* **Description of the task**:
Scan the records and identify every line in which the string "digit" occurs, then return those lines.

(Stored data)
+---+

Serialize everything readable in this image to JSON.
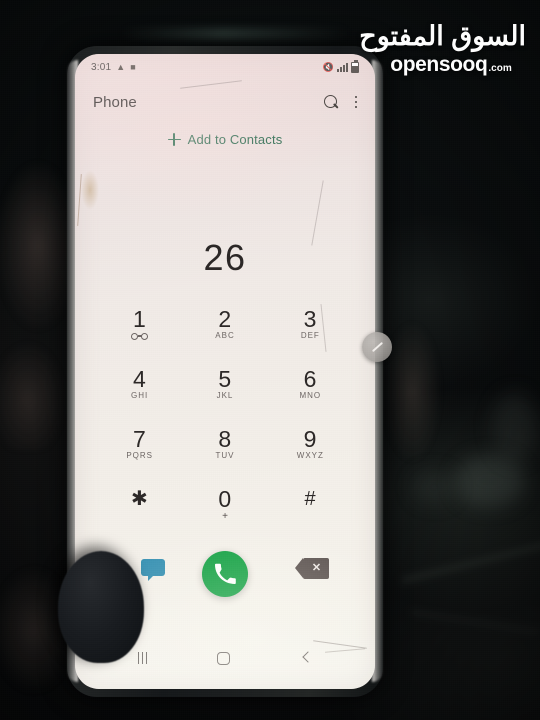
{
  "watermark": {
    "arabic": "السوق المفتوح",
    "latin": "opensooq",
    "suffix": ".com"
  },
  "status_bar": {
    "time": "3:01",
    "warning_icon": "warning-triangle-icon",
    "sd_icon": "sd-card-icon",
    "mute_icon": "mute-icon",
    "signal_icon": "signal-bars-icon",
    "battery_icon": "battery-icon",
    "mute_glyph": "🔇"
  },
  "app_bar": {
    "title": "Phone",
    "search_icon": "search-icon",
    "overflow_icon": "overflow-menu-icon"
  },
  "add_contacts": {
    "label": "Add to Contacts",
    "plus_icon": "plus-icon",
    "color": "#1d6447"
  },
  "dialer": {
    "number": "26"
  },
  "keypad": {
    "rows": [
      [
        {
          "digit": "1",
          "sub": "",
          "icon": "voicemail-icon"
        },
        {
          "digit": "2",
          "sub": "ABC",
          "icon": ""
        },
        {
          "digit": "3",
          "sub": "DEF",
          "icon": ""
        }
      ],
      [
        {
          "digit": "4",
          "sub": "GHI",
          "icon": ""
        },
        {
          "digit": "5",
          "sub": "JKL",
          "icon": ""
        },
        {
          "digit": "6",
          "sub": "MNO",
          "icon": ""
        }
      ],
      [
        {
          "digit": "7",
          "sub": "PQRS",
          "icon": ""
        },
        {
          "digit": "8",
          "sub": "TUV",
          "icon": ""
        },
        {
          "digit": "9",
          "sub": "WXYZ",
          "icon": ""
        }
      ],
      [
        {
          "digit": "✱",
          "sub": "",
          "icon": ""
        },
        {
          "digit": "0",
          "sub": "+",
          "icon": ""
        },
        {
          "digit": "#",
          "sub": "",
          "icon": ""
        }
      ]
    ]
  },
  "actions": {
    "message_icon": "message-bubble-icon",
    "message_color": "#3a93b5",
    "call_icon": "call-icon",
    "call_color": "#16a346",
    "backspace_icon": "backspace-icon",
    "backspace_glyph": "✕",
    "backspace_color": "#5e5552",
    "faint_glyph": "✓"
  },
  "nav_bar": {
    "recents_icon": "recents-icon",
    "home_icon": "home-icon",
    "back_icon": "back-icon"
  },
  "edge_panel": {
    "handle_icon": "edge-panel-pen-handle-icon"
  }
}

+---+

* **Written answer**:
          "digit": "1",
          "digit": "2",
          "digit": "3",
          "digit": "4",
          "digit": "5",
          "digit": "6",
          "digit": "7",
          "digit": "8",
          "digit": "9",
          "digit": "✱",
          "digit": "0",
          "digit": "#",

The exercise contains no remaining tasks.